» Texto apresentado:
Sem escolta, entrega de armas vira alvo de assaltos após flexibilização
Sem escolta, empresas encarregadas pelo transporte de armas de fogo e munições entraram na mira do crime. Em dois ataques a transportadoras na Grande São Paulo neste ano, criminosos levaram cerca de 120 armas que abasteceriam lojistas de um setor em alta em meio à política armamentista defendida pelo presidente Jair Bolsonaro (PL).
Alavancados pela política do governo federal, os novos registros de arma dobraram no país em 2020, aponta o Anuário Brasileiro de Segurança Pública, divulgado pelo Fórum de Segurança Pública. Pela primeira vez, há mais armas registradas por CACs (Caçadores, Colecionadores e Atiradores) do que com policiais militares para uso próprio —foram mais de 186 mil registros no ano passado, diz o anuário.
Em setembro deste ano, um motorista e um ajudante de uma transportadora de Osasco, na Grande São Paulo, foram rendidos por homens armados quando se preparavam para sair da empresa com 52 pistolas em uma carga avaliada em mais de R$ 370 mil. A Polícia Civil investiga se há envolvimento do PCC (Primeiro Comando da Capital) no roubo, informou Josmar Jozino, colunista do UOL.
Em março, ao menos 67 pistolas foram levadas de dentro do galpão de uma transportadora em Cajamar, também na Grande São Paulo. O UOL foi ao local, onde havia dois seguranças a cerca de 50 m de um portão de entrada que dá acesso aos galpões. Mas os responsáveis pela empresa não quiseram se manifestar.
A reportagem teve acesso às fotos de duas caixas contendo material bélico com descrição legível na sua parte externa e selo da CBC (Companhia Brasileira de Cartuchos).
Em uma delas, entregue em 25 de novembro deste ano no endereço de um colecionador, está escrito: "Munição 7.62x51 [calibre do cartucho de fuzil]". Em outra caixa, deslocada pela mesma empresa em 30 de novembro, está escrita a descrição da mercadoria, onde se lê: "arma/munição".
'Só percebi que era arma na hora da entrega'
As entregas de material bélico estão sendo feitas sem qualquer tipo de reforço na segurança para evitar a ação de criminosos.
Na transportadora, localizada no km 24 da Rodovia Anhanguera, zona norte de São Paulo, caminhoneiros que aguardavam na parte externa da empresa confirmaram que a prática de transportar armamento e munição é comum.
O motorista Geraldo Dias confirmou já ter transportado material bélico de São Paulo a Jundiaí (SP). Contudo, disse não ter sido informado sobre o conteúdo. "Na verdade, só fiquei sabendo quando fui descarregar a carga em um galpão. Quando vi a caixa, pensei que fosse um amortecedor de carro. Só percebi que era arma na hora da entrega", lembrou.
'Arriscado': o que dizem os colecionadores
Colecionadores e empresários do ramo se queixam da falta de segurança, já que as entregas são feitas sem o monitoramento de escolta armada.

» A tarefa:
Como fica, atualizado com "rendidos" substituído por "abordados", o trecho da reportagem sobre o transporte de armas que começa nas palavras que contêm "Em setembro deste" e termina em "colunista do UOL."?

» Dados fornecidos:
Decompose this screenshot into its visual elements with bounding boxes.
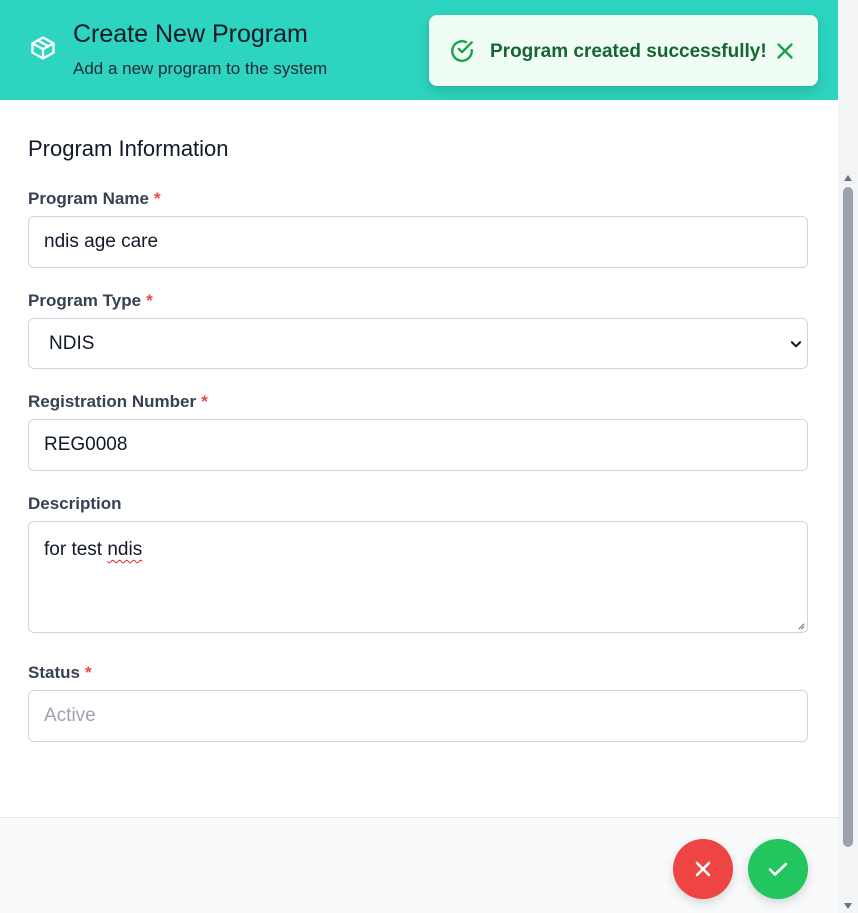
registration-number-input[interactable] [28,419,808,471]
success-toast: Program created successfully! [429,15,818,86]
description-textarea[interactable]: for test ndis [28,521,808,633]
check-icon [768,862,788,876]
page-title: Create New Program [73,20,308,48]
program-name-input[interactable] [28,216,808,268]
program-form: Program Information Program Name* Progra… [0,100,838,817]
page: Create New Program Add a new program to … [0,0,858,913]
scrollbar[interactable] [838,0,858,913]
section-title: Program Information [28,136,229,161]
close-icon[interactable] [772,38,798,64]
required-marker: * [201,392,208,411]
status-input[interactable] [28,690,808,742]
program-type-label: Program Type * [28,291,153,310]
registration-number-label: Registration Number * [28,392,208,411]
save-button[interactable] [748,839,808,899]
scrollbar-thumb[interactable] [843,187,853,847]
required-marker: * [153,189,161,208]
description-value: for test ndis [44,539,143,560]
program-type-value: NDIS [49,333,95,354]
toast-message: Program created successfully! [490,41,767,62]
status-label: Status * [28,663,92,682]
program-name-label: Program Name * [28,189,161,208]
resize-handle-icon[interactable] [796,621,805,630]
package-icon [31,36,55,60]
required-marker: * [146,291,153,310]
form-footer [0,817,838,913]
misspelled-word: ndis [107,539,143,560]
program-type-select[interactable]: NDIS [28,318,808,369]
description-label: Description [28,494,122,513]
required-marker: * [84,663,92,682]
page-subtitle: Add a new program to the system [73,59,328,78]
chevron-down-icon [790,341,802,348]
scroll-up-icon[interactable] [844,175,852,181]
cancel-button[interactable] [673,839,733,899]
x-icon [695,861,711,877]
scroll-down-icon[interactable] [844,903,852,909]
check-circle-icon [451,40,473,62]
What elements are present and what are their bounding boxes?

» Resultado:
Em setembro deste ano, um motorista e um ajudante de uma transportadora de Osasco, na Grande São Paulo, foram abordados por homens armados quando se preparavam para sair da empresa com 52 pistolas em uma carga avaliada em mais de R$ 370 mil. A Polícia Civil investiga se há envolvimento do PCC (Primeiro Comando da Capital) no roubo, informou Josmar Jozino, colunista do UOL.